**Short exercise**
The entries that follow should be written out exactly.
****************
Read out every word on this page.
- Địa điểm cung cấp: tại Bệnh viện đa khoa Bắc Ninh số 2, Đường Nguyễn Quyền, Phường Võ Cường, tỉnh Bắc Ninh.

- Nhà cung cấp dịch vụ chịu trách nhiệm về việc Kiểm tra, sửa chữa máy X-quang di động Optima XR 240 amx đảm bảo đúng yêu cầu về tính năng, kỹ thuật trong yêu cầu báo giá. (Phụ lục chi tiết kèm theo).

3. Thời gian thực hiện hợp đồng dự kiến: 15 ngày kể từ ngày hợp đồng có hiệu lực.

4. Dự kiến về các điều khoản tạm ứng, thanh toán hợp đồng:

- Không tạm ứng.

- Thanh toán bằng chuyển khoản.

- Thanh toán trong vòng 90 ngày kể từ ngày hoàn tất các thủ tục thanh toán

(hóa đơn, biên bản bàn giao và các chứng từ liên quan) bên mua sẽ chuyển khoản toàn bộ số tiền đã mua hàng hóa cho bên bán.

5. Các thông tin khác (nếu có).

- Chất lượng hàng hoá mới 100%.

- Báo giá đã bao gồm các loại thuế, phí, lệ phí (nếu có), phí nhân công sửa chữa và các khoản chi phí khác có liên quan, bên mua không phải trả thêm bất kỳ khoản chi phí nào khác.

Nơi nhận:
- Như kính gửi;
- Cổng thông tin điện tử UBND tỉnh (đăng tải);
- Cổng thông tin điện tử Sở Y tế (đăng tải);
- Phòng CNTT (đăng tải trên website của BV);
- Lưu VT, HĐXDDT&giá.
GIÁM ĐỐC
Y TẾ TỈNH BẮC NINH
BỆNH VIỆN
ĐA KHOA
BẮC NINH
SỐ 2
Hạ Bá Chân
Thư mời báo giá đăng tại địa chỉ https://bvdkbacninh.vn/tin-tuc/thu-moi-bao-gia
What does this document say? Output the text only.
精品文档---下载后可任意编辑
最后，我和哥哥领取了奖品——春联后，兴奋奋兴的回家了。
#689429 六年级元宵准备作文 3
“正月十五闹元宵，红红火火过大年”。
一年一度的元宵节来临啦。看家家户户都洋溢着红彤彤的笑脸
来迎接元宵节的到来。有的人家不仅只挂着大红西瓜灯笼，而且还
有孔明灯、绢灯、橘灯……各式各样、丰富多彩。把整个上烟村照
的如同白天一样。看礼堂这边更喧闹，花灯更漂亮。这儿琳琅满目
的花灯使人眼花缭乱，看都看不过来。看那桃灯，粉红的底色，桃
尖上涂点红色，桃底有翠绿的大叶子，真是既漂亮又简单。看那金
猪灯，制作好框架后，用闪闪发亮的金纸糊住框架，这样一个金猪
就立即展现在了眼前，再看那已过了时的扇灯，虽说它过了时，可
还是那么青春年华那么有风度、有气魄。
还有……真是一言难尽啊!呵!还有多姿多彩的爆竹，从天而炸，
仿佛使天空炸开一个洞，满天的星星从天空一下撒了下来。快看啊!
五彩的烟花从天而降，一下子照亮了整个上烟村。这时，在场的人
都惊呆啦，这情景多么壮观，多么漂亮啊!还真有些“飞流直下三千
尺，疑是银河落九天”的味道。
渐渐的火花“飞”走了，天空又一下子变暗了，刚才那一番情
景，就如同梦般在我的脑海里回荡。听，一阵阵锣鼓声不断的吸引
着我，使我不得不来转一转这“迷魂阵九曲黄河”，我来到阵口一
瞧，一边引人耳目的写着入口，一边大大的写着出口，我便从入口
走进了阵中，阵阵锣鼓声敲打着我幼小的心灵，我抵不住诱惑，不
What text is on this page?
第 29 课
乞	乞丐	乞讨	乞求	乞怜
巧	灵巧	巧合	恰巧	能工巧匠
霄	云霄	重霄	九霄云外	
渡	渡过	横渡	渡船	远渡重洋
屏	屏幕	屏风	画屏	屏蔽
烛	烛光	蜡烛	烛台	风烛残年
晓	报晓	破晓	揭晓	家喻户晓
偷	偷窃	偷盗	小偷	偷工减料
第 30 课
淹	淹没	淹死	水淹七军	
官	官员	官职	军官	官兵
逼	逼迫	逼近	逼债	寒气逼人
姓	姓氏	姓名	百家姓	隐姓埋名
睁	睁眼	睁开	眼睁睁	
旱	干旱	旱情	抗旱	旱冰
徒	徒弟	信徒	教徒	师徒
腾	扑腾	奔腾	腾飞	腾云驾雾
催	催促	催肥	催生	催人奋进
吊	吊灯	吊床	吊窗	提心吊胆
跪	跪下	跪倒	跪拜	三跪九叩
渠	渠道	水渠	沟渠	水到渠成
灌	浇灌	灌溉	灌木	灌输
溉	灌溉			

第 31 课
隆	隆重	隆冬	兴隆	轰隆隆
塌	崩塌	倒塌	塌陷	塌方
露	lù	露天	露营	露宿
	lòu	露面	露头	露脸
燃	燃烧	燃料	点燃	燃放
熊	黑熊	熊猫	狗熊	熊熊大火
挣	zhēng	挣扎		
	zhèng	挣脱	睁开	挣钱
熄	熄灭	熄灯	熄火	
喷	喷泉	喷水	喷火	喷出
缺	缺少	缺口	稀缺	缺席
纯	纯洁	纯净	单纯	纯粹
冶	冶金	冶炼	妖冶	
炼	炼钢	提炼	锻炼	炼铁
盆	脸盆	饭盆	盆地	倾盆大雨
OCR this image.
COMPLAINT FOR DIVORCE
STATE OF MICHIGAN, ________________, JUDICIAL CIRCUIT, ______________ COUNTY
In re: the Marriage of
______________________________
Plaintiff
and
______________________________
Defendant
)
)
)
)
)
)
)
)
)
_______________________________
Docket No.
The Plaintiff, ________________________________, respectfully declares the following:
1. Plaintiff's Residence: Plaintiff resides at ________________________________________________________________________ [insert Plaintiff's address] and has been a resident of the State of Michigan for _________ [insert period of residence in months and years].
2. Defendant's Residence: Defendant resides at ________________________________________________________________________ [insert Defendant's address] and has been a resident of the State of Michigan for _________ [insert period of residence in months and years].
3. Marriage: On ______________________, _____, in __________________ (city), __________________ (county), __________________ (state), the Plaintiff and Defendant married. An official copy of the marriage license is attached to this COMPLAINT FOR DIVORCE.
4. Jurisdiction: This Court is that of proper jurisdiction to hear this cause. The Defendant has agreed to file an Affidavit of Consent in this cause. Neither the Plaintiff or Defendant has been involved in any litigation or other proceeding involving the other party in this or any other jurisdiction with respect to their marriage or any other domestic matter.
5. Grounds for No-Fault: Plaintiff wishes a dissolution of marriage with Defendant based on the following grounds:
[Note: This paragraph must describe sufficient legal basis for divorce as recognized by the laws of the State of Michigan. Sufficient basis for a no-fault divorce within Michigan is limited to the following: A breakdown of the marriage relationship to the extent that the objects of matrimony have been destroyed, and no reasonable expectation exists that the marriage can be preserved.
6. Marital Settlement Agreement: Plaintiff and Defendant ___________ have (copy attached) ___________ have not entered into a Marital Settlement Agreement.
****************
**Output for this exercise**
Read out every word on this page.
- Địa điểm cung cấp: tại Bệnh viện đa khoa Bắc Ninh số 2, Đường Nguyễn Quyền, Phường Võ Cường, tỉnh Bắc Ninh.

- Nhà cung cấp dịch vụ chịu trách nhiệm về việc Kiểm tra, sửa chữa máy X-quang di động Optima XR 240 amx đảm bảo đúng yêu cầu về tính năng, kỹ thuật trong yêu cầu báo giá. (Phụ lục chi tiết kèm theo).

3. Thời gian thực hiện hợp đồng dự kiến: 15 ngày kể từ ngày hợp đồng có hiệu lực.

4. Dự kiến về các điều khoản tạm ứng, thanh toán hợp đồng:

- Không tạm ứng.

- Thanh toán bằng chuyển khoản.

- Thanh toán trong vòng 90 ngày kể từ ngày hoàn tất các thủ tục thanh toán

(hóa đơn, biên bản bàn giao và các chứng từ liên quan) bên mua sẽ chuyển khoản toàn bộ số tiền đã mua hàng hóa cho bên bán.

5. Các thông tin khác (nếu có).

- Chất lượng hàng hoá mới 100%.

- Báo giá đã bao gồm các loại thuế, phí, lệ phí (nếu có), phí nhân công sửa chữa và các khoản chi phí khác có liên quan, bên mua không phải trả thêm bất kỳ khoản chi phí nào khác.

Nơi nhận:
- Như kính gửi;
- Cổng thông tin điện tử UBND tỉnh (đăng tải);
- Cổng thông tin điện tử Sở Y tế (đăng tải);
- Phòng CNTT (đăng tải trên website của BV);
- Lưu VT, HĐXDDT&giá.
GIÁM ĐỐC
Y TẾ TỈNH BẮC NINH
BỆNH VIỆN
ĐA KHOA
BẮC NINH
SỐ 2
Hạ Bá Chân
Thư mời báo giá đăng tại địa chỉ https://bvdkbacninh.vn/tin-tuc/thu-moi-bao-gia
What does this document say? Output the text only.
精品文档---下载后可任意编辑
最后，我和哥哥领取了奖品——春联后，兴奋奋兴的回家了。
#689429 六年级元宵准备作文 3
“正月十五闹元宵，红红火火过大年”。
一年一度的元宵节来临啦。看家家户户都洋溢着红彤彤的笑脸
来迎接元宵节的到来。有的人家不仅只挂着大红西瓜灯笼，而且还
有孔明灯、绢灯、橘灯……各式各样、丰富多彩。把整个上烟村照
的如同白天一样。看礼堂这边更喧闹，花灯更漂亮。这儿琳琅满目
的花灯使人眼花缭乱，看都看不过来。看那桃灯，粉红的底色，桃
尖上涂点红色，桃底有翠绿的大叶子，真是既漂亮又简单。看那金
猪灯，制作好框架后，用闪闪发亮的金纸糊住框架，这样一个金猪
就立即展现在了眼前，再看那已过了时的扇灯，虽说它过了时，可
还是那么青春年华那么有风度、有气魄。
还有……真是一言难尽啊!呵!还有多姿多彩的爆竹，从天而炸，
仿佛使天空炸开一个洞，满天的星星从天空一下撒了下来。快看啊!
五彩的烟花从天而降，一下子照亮了整个上烟村。这时，在场的人
都惊呆啦，这情景多么壮观，多么漂亮啊!还真有些“飞流直下三千
尺，疑是银河落九天”的味道。
渐渐的火花“飞”走了，天空又一下子变暗了，刚才那一番情
景，就如同梦般在我的脑海里回荡。听，一阵阵锣鼓声不断的吸引
着我，使我不得不来转一转这“迷魂阵九曲黄河”，我来到阵口一
瞧，一边引人耳目的写着入口，一边大大的写着出口，我便从入口
走进了阵中，阵阵锣鼓声敲打着我幼小的心灵，我抵不住诱惑，不
What text is on this page?
第 29 课
乞	乞丐	乞讨	乞求	乞怜
巧	灵巧	巧合	恰巧	能工巧匠
霄	云霄	重霄	九霄云外	
渡	渡过	横渡	渡船	远渡重洋
屏	屏幕	屏风	画屏	屏蔽
烛	烛光	蜡烛	烛台	风烛残年
晓	报晓	破晓	揭晓	家喻户晓
偷	偷窃	偷盗	小偷	偷工减料
第 30 课
淹	淹没	淹死	水淹七军	
官	官员	官职	军官	官兵
逼	逼迫	逼近	逼债	寒气逼人
姓	姓氏	姓名	百家姓	隐姓埋名
睁	睁眼	睁开	眼睁睁	
旱	干旱	旱情	抗旱	旱冰
徒	徒弟	信徒	教徒	师徒
腾	扑腾	奔腾	腾飞	腾云驾雾
催	催促	催肥	催生	催人奋进
吊	吊灯	吊床	吊窗	提心吊胆
跪	跪下	跪倒	跪拜	三跪九叩
渠	渠道	水渠	沟渠	水到渠成
灌	浇灌	灌溉	灌木	灌输
溉	灌溉			

第 31 课
隆	隆重	隆冬	兴隆	轰隆隆
塌	崩塌	倒塌	塌陷	塌方
露	lù	露天	露营	露宿
	lòu	露面	露头	露脸
燃	燃烧	燃料	点燃	燃放
熊	黑熊	熊猫	狗熊	熊熊大火
挣	zhēng	挣扎		
	zhèng	挣脱	睁开	挣钱
熄	熄灭	熄灯	熄火	
喷	喷泉	喷水	喷火	喷出
缺	缺少	缺口	稀缺	缺席
纯	纯洁	纯净	单纯	纯粹
冶	冶金	冶炼	妖冶	
炼	炼钢	提炼	锻炼	炼铁
盆	脸盆	饭盆	盆地	倾盆大雨
OCR this image.
COMPLAINT FOR DIVORCE
STATE OF MICHIGAN, ________________, JUDICIAL CIRCUIT, ______________ COUNTY
In re: the Marriage of
______________________________
Plaintiff
and
______________________________
Defendant
)
)
)
)
)
)
)
)
)
_______________________________
Docket No.
The Plaintiff, ________________________________, respectfully declares the following:
1. Plaintiff's Residence: Plaintiff resides at ________________________________________________________________________ [insert Plaintiff's address] and has been a resident of the State of Michigan for _________ [insert period of residence in months and years].
2. Defendant's Residence: Defendant resides at ________________________________________________________________________ [insert Defendant's address] and has been a resident of the State of Michigan for _________ [insert period of residence in months and years].
3. Marriage: On ______________________, _____, in __________________ (city), __________________ (county), __________________ (state), the Plaintiff and Defendant married. An official copy of the marriage license is attached to this COMPLAINT FOR DIVORCE.
4. Jurisdiction: This Court is that of proper jurisdiction to hear this cause. The Defendant has agreed to file an Affidavit of Consent in this cause. Neither the Plaintiff or Defendant has been involved in any litigation or other proceeding involving the other party in this or any other jurisdiction with respect to their marriage or any other domestic matter.
5. Grounds for No-Fault: Plaintiff wishes a dissolution of marriage with Defendant based on the following grounds:
[Note: This paragraph must describe sufficient legal basis for divorce as recognized by the laws of the State of Michigan. Sufficient basis for a no-fault divorce within Michigan is limited to the following: A breakdown of the marriage relationship to the extent that the objects of matrimony have been destroyed, and no reasonable expectation exists that the marriage can be preserved.
6. Marital Settlement Agreement: Plaintiff and Defendant ___________ have (copy attached) ___________ have not entered into a Marital Settlement Agreement.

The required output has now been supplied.